• **Written task**: Select all lines holding the word "mutación" from the entries that follow.

- - - - - - -

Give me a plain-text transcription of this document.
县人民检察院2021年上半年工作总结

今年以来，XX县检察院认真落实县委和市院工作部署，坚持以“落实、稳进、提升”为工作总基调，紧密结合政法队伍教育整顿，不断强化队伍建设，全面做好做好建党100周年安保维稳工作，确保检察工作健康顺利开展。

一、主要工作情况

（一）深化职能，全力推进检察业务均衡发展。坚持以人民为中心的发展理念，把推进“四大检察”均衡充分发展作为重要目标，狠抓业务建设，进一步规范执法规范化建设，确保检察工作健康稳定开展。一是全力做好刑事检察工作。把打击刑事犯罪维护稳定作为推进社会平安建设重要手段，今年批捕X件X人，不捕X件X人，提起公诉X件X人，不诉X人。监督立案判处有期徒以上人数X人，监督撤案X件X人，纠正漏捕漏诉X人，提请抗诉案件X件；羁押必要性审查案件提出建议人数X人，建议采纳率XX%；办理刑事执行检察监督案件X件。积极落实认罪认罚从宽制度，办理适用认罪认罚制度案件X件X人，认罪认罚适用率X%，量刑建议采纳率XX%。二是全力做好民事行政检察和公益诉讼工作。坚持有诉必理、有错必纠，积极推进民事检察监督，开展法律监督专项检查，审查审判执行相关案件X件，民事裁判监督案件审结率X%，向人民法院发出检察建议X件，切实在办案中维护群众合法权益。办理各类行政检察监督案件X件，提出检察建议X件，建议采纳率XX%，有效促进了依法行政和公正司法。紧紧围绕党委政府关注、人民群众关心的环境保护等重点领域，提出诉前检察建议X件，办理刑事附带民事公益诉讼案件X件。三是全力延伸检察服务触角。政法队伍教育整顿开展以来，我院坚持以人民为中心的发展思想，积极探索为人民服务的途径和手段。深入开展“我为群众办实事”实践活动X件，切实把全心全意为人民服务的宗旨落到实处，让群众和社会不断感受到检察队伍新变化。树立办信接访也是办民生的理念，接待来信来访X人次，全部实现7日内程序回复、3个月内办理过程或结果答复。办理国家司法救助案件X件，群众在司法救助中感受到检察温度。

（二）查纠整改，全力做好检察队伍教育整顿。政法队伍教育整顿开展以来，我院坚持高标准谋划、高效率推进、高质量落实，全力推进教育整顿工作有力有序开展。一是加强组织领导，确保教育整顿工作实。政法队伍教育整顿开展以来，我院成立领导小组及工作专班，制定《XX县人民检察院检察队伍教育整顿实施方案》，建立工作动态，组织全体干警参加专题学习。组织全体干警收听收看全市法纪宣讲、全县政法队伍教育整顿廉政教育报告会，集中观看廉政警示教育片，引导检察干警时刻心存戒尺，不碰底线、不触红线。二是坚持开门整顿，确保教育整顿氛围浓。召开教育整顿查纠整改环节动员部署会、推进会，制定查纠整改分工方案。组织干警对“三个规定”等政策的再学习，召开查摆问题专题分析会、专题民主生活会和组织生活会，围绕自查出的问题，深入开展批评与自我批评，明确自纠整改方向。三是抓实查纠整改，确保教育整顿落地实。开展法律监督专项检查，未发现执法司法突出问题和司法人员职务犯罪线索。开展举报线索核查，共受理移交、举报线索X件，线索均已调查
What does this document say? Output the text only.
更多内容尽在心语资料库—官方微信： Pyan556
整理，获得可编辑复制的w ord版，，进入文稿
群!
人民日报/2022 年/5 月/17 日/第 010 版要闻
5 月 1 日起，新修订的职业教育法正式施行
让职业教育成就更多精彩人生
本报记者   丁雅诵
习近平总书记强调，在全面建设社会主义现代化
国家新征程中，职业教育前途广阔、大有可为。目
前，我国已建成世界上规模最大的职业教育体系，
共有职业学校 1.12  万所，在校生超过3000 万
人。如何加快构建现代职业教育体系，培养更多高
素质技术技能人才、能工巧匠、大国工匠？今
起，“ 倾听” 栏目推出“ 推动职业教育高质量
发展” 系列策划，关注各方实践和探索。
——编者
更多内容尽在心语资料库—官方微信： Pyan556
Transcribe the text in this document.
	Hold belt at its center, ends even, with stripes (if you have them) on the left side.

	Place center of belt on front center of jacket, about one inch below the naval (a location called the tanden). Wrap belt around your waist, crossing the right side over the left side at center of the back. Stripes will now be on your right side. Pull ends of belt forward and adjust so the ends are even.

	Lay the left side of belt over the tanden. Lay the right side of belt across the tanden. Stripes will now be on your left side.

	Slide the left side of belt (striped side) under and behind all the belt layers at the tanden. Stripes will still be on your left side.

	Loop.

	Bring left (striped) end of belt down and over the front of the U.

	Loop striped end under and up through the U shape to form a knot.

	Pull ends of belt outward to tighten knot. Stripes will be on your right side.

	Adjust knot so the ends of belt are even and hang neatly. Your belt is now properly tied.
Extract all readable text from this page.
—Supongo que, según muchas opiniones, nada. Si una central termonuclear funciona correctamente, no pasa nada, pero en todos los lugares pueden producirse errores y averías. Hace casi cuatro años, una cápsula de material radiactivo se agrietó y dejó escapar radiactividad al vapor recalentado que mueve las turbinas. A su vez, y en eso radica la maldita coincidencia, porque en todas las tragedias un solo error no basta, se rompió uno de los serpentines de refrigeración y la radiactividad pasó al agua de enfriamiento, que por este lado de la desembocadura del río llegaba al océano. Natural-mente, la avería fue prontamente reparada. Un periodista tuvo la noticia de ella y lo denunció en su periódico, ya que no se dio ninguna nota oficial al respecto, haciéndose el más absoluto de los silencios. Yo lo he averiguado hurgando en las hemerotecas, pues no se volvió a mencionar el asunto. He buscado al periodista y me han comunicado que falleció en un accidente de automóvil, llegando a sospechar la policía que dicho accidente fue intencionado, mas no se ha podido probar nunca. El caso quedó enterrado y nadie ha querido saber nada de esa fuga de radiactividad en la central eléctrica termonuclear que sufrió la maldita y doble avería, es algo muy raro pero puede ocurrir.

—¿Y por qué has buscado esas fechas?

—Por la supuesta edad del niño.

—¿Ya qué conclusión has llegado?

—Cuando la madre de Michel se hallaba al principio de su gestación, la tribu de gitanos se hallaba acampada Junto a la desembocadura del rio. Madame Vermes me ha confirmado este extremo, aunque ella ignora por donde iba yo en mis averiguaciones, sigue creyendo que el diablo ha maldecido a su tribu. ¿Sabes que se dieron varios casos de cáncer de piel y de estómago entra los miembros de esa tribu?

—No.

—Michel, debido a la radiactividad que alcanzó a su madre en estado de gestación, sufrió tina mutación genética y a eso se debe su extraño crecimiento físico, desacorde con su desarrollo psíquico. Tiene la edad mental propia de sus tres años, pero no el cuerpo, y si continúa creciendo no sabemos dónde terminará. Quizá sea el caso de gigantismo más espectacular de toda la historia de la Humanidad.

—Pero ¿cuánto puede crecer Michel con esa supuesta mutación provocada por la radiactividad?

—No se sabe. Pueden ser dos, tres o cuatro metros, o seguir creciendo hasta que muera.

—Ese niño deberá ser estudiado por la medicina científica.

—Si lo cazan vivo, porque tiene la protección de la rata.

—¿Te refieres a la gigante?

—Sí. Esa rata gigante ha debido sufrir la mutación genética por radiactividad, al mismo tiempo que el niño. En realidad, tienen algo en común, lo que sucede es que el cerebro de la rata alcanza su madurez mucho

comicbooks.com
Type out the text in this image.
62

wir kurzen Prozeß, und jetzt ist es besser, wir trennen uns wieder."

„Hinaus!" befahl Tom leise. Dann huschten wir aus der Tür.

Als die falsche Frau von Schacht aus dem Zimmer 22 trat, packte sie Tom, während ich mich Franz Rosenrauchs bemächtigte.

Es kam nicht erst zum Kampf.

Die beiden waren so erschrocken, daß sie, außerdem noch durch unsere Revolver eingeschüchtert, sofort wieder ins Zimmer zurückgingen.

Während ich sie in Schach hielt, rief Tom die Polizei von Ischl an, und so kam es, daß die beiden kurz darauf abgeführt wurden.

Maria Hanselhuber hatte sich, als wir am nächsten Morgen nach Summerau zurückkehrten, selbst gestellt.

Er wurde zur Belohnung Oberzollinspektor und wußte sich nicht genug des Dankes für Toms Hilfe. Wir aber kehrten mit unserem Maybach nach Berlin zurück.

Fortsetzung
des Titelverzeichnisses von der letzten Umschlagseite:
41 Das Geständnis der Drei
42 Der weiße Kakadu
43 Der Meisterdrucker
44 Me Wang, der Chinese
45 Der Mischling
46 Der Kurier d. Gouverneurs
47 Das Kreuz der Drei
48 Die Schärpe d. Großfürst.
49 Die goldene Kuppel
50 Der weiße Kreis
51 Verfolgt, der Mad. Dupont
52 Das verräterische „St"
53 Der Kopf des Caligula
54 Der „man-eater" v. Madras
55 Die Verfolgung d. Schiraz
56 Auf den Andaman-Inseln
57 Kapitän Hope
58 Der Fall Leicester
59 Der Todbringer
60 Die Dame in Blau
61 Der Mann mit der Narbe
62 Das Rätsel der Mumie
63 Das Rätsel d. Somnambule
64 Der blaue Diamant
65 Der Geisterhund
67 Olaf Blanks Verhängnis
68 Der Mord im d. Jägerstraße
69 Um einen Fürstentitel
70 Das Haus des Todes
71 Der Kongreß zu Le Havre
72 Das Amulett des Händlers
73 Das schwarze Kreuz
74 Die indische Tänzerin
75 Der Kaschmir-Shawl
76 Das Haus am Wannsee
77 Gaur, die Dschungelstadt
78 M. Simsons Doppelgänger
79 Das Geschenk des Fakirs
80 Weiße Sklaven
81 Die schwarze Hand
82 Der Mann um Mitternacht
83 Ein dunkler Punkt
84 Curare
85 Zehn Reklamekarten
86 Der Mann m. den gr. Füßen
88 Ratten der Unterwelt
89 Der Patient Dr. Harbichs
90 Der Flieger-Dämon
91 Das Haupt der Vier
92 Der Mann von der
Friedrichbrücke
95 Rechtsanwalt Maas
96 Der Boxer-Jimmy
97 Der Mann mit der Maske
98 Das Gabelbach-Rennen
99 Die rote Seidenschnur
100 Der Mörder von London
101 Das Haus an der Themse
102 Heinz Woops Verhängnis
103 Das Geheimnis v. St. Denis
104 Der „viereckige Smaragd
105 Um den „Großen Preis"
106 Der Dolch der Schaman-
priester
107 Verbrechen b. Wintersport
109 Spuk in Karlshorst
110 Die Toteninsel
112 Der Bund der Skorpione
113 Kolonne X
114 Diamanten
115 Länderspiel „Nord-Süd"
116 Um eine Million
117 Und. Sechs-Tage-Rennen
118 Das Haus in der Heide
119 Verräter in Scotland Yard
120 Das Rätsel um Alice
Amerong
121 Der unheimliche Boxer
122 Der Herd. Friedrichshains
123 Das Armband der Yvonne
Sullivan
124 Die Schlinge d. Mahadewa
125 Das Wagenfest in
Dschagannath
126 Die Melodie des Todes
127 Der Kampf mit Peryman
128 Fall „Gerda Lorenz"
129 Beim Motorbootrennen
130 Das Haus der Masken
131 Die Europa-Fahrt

- - - - - - -

• **Solution below**:
—Michel, debido a la radiactividad que alcanzó a su madre en estado de gestación, sufrió tina mutación genética y a eso se debe su extraño crecimiento físico, desacorde con su desarrollo psíquico. Tiene la edad mental propia de sus tres años, pero no el cuerpo, y si continúa creciendo no sabemos dónde terminará. Quizá sea el caso de gigantismo más espectacular de toda la historia de la Humanidad.
—Pero ¿cuánto puede crecer Michel con esa supuesta mutación provocada por la radiactividad?
—Sí. Esa rata gigante ha debido sufrir la mutación genética por radiactividad, al mismo tiempo que el niño. En realidad, tienen algo en común, lo que sucede es que el cerebro de la rata alcanza su madurez mucho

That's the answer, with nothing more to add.